- Task requirements: Select the lines of the records containing the word "الحديث" and list them.

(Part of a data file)

↓

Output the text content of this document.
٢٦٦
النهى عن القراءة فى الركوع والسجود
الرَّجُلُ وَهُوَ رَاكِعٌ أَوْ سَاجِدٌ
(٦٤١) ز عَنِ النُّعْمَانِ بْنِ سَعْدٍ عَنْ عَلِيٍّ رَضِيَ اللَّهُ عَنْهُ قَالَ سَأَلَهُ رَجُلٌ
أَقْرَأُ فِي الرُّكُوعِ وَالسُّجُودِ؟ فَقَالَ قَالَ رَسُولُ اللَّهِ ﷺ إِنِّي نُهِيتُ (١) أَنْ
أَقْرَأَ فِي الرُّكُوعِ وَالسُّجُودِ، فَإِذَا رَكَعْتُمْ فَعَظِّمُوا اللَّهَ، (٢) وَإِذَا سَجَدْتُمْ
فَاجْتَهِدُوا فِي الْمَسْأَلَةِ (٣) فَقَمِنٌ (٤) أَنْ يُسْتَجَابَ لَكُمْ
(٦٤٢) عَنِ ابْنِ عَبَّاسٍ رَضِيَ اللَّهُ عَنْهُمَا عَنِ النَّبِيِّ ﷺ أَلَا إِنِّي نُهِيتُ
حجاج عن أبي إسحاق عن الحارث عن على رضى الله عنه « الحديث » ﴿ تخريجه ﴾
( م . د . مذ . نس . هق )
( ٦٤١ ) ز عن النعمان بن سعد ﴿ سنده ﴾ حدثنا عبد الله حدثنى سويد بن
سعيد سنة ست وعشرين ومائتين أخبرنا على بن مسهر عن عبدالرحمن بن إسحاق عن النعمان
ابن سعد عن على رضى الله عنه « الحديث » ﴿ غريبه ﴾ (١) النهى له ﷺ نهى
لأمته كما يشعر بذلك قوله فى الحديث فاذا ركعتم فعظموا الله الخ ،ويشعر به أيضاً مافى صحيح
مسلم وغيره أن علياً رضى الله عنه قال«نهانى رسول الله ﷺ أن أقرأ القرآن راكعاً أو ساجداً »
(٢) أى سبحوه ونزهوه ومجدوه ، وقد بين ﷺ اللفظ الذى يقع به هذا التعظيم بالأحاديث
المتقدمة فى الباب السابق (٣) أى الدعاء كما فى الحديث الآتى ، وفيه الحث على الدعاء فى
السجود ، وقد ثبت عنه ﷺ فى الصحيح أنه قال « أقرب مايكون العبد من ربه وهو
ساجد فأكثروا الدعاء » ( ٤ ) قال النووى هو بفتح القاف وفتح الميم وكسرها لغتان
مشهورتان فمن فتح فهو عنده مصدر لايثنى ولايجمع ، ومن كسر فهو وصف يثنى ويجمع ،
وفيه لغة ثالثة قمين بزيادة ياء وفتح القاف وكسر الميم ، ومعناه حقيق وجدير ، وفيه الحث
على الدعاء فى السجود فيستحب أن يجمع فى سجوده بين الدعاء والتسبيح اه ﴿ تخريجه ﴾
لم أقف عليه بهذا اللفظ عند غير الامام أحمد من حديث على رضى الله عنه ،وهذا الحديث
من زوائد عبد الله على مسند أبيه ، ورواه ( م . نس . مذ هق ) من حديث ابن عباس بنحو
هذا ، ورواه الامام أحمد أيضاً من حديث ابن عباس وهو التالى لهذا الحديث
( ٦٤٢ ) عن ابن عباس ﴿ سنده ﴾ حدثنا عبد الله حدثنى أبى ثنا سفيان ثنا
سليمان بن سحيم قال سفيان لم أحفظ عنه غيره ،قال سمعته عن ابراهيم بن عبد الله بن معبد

↑

- Response below:
حجاج عن أبي إسحاق عن الحارث عن على رضى الله عنه « الحديث » ﴿ تخريجه ﴾
ابن سعد عن على رضى الله عنه « الحديث » ﴿ غريبه ﴾ (١) النهى له ﷺ نهى
لأمته كما يشعر بذلك قوله فى الحديث فاذا ركعتم فعظموا الله الخ ،ويشعر به أيضاً مافى صحيح
المتقدمة فى الباب السابق (٣) أى الدعاء كما فى الحديث الآتى ، وفيه الحث على الدعاء فى
لم أقف عليه بهذا اللفظ عند غير الامام أحمد من حديث على رضى الله عنه ،وهذا الحديث
هذا ، ورواه الامام أحمد أيضاً من حديث ابن عباس وهو التالى لهذا الحديث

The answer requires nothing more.